> What is needed: Only the number is needed: how many lines of the records include "this"?

((

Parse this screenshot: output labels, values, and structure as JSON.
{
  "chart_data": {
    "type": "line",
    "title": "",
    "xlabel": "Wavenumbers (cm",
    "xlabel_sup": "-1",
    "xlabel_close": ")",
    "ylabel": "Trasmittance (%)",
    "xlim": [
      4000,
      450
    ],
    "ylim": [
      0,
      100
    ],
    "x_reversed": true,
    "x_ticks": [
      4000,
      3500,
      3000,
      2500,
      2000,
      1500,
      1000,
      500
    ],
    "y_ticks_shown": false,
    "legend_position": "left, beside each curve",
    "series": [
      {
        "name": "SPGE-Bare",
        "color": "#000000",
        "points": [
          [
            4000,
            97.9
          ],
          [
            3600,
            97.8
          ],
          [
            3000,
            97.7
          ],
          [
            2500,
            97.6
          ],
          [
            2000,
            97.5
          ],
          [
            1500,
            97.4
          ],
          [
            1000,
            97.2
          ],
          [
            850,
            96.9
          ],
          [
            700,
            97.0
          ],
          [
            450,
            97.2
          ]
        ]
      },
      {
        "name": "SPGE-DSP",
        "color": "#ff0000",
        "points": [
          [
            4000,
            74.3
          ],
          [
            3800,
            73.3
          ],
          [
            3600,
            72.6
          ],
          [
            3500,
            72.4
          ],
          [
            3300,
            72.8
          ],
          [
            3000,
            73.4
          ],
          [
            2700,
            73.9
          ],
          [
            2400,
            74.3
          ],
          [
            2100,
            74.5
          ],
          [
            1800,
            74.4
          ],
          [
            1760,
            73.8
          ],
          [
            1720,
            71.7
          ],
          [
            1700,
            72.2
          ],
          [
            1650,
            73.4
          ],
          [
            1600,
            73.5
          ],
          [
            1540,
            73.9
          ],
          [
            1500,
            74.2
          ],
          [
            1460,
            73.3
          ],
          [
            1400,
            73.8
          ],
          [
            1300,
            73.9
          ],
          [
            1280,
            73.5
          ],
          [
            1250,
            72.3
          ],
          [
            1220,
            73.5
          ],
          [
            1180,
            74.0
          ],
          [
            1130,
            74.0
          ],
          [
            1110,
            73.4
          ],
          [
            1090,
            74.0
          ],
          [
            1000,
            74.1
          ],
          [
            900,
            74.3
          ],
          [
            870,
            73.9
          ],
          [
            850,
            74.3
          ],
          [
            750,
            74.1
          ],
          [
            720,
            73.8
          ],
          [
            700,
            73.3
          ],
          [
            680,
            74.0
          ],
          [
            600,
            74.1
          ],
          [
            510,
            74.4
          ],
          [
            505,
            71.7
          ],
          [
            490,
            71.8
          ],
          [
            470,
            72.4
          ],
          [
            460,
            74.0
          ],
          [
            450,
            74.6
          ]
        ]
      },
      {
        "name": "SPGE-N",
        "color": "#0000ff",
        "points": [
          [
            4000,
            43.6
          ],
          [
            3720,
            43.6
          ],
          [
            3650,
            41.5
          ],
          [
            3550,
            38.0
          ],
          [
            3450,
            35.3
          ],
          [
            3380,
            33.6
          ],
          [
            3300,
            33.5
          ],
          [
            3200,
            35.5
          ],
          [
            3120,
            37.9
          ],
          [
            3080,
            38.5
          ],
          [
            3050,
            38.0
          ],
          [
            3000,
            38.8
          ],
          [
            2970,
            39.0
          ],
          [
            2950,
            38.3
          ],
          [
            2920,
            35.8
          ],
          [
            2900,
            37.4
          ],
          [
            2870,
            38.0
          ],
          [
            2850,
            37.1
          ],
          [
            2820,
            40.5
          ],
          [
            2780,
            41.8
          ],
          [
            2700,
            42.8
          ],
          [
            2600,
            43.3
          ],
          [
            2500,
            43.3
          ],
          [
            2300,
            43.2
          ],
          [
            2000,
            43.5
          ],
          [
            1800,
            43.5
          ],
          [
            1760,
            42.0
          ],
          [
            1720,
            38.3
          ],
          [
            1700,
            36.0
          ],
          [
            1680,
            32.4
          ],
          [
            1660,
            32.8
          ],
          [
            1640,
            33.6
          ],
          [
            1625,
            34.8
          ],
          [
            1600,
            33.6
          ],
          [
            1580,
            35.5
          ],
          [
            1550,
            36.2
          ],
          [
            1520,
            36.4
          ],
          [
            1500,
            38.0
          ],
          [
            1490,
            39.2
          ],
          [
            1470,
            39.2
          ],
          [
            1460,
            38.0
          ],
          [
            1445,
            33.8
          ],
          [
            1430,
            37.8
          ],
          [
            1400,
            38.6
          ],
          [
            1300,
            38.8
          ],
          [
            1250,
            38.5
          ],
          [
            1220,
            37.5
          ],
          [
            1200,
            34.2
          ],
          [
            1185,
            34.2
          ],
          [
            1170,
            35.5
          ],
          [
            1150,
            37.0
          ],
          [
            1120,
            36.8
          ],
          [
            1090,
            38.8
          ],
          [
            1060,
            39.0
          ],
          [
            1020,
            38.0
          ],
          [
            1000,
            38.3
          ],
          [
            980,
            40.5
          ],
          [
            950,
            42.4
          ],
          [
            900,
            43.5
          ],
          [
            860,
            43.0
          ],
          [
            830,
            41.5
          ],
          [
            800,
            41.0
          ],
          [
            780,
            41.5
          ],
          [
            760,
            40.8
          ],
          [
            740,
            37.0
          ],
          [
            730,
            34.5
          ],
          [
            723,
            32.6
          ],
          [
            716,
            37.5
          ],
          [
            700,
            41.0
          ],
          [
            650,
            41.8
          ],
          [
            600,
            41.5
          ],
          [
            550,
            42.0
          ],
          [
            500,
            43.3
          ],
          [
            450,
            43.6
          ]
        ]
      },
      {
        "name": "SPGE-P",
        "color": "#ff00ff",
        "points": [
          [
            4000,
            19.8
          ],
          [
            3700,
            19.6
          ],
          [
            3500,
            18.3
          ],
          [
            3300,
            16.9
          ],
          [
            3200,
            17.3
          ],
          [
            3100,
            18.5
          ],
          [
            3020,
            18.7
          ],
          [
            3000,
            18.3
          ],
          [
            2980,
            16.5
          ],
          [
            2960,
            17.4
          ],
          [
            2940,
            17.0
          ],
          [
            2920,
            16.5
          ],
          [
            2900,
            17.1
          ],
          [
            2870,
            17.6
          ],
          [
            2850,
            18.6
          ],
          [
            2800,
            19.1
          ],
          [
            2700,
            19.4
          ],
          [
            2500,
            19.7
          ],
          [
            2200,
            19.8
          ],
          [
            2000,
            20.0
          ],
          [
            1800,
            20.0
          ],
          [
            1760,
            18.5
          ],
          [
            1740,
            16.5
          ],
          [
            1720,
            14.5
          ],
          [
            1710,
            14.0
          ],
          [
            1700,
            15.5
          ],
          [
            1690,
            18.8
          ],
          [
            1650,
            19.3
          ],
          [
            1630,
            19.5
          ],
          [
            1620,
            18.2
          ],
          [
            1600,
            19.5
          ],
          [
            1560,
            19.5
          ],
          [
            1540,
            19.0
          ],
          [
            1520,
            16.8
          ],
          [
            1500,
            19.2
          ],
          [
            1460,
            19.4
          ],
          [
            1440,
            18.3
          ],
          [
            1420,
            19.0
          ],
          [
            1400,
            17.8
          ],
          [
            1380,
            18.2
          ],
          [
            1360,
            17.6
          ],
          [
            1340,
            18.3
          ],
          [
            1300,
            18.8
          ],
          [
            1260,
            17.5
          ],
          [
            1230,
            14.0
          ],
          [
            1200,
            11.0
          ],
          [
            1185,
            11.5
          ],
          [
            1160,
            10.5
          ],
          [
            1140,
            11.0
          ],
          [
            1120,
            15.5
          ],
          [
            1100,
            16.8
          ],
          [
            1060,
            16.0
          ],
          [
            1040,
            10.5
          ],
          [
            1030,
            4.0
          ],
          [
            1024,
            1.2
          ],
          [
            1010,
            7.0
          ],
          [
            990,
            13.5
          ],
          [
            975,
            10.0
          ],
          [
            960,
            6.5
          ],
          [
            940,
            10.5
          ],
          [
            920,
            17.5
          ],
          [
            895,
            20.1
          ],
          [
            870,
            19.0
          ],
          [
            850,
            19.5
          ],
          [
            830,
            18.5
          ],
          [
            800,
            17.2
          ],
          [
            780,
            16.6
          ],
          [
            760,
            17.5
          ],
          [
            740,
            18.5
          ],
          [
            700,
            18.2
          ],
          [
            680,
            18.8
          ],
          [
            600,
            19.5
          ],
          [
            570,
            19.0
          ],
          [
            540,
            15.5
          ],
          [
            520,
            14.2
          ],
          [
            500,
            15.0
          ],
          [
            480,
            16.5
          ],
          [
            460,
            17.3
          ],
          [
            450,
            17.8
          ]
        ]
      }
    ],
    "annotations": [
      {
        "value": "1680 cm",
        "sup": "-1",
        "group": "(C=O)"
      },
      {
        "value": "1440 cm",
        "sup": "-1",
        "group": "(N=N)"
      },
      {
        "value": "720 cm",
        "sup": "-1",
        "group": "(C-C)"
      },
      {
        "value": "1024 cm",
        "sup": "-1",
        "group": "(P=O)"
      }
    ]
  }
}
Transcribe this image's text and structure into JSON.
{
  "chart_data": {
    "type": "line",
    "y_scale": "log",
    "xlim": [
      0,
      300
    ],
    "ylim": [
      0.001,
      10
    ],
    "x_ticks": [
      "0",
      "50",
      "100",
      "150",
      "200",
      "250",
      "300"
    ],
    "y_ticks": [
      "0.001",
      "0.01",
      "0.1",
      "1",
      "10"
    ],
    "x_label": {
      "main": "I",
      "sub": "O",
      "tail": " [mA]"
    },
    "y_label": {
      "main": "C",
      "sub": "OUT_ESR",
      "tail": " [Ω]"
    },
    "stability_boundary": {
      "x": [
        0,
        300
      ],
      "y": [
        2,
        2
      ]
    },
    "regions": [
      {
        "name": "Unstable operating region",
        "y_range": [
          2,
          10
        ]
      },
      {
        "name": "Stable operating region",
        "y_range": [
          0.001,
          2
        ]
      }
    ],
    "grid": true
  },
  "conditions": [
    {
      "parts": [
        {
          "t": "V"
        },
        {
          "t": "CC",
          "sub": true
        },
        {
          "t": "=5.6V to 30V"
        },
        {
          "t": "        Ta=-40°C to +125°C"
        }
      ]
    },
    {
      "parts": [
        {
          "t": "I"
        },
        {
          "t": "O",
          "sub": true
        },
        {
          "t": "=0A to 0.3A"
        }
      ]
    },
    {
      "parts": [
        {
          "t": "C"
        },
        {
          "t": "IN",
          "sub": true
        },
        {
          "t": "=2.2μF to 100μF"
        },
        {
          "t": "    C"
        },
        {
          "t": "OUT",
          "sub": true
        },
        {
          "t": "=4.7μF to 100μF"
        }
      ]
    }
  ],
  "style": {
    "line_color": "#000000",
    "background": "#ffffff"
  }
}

))

> Written answer: 2